What is asked → Where a line contains the string "Planner", copy that line.

** Begin **

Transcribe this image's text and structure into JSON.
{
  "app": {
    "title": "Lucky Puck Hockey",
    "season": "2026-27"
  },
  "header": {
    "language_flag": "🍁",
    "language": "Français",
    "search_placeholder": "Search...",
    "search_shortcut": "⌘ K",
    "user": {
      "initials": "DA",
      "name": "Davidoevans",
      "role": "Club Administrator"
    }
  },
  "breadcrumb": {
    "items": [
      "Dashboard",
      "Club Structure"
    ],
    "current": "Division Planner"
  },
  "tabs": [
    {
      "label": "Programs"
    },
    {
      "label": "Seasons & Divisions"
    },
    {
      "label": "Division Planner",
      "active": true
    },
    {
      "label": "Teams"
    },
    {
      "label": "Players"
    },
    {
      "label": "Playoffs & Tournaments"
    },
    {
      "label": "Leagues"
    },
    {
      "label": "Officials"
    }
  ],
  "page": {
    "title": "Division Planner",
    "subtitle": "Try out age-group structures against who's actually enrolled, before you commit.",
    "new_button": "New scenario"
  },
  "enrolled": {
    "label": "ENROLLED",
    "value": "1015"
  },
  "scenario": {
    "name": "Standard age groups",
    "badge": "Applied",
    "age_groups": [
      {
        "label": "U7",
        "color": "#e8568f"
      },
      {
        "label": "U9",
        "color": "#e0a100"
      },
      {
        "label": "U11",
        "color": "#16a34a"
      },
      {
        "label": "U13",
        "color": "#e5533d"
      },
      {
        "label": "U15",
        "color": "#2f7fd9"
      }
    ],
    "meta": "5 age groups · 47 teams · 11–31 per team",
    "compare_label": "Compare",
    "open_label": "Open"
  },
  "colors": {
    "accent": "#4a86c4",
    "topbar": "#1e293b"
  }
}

** End **

Written solution →
    "current": "Division Planner"
      "label": "Division Planner",
    "title": "Division Planner",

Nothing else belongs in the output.